* _Exercise_
Select the lines that contain "condição" and copy each of them.

* _Provided records_
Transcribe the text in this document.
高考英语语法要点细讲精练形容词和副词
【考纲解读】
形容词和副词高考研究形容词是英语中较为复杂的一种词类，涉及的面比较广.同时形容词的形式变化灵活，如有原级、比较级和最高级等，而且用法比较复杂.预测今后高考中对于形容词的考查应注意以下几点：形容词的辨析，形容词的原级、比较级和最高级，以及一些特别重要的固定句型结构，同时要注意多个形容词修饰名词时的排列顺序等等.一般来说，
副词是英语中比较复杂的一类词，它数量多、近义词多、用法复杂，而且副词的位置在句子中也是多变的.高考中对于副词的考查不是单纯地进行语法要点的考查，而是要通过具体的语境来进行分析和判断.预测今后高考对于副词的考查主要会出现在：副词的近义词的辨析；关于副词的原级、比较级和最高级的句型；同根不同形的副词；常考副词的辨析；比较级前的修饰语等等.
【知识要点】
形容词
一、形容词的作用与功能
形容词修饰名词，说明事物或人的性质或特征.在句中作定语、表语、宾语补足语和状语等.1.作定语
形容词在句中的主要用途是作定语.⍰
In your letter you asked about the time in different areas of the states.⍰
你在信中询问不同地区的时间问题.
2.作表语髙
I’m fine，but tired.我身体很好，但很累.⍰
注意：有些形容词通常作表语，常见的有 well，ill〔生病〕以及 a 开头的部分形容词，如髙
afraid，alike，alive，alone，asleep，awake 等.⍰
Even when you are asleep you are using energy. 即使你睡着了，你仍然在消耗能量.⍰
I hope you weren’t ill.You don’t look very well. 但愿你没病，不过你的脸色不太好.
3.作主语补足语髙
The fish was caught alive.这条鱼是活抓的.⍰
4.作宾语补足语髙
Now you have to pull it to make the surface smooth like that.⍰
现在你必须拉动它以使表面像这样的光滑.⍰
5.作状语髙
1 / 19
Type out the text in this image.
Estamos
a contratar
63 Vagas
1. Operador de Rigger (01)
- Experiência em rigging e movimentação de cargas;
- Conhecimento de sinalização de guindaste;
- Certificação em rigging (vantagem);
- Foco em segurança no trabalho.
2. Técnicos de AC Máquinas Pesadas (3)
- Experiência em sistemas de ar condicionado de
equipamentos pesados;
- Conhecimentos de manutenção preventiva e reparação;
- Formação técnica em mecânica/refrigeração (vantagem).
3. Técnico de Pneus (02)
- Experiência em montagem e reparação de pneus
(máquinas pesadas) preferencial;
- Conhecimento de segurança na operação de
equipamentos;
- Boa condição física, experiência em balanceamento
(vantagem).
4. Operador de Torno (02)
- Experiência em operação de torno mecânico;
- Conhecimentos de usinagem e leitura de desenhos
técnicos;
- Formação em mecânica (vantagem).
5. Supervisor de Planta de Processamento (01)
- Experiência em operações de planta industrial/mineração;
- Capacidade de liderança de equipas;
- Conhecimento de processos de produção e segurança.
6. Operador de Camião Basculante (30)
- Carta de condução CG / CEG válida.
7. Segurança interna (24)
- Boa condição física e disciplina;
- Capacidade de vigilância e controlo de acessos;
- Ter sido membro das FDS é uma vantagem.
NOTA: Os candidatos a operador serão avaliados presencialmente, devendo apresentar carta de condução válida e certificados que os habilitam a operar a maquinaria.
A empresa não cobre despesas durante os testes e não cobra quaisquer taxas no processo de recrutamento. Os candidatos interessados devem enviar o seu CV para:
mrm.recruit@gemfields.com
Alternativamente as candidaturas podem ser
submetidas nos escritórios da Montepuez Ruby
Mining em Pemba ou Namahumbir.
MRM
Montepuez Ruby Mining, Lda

* _Answer to the problem_
- Boa condição física, experiência em balanceamento
- Boa condição física e disciplina;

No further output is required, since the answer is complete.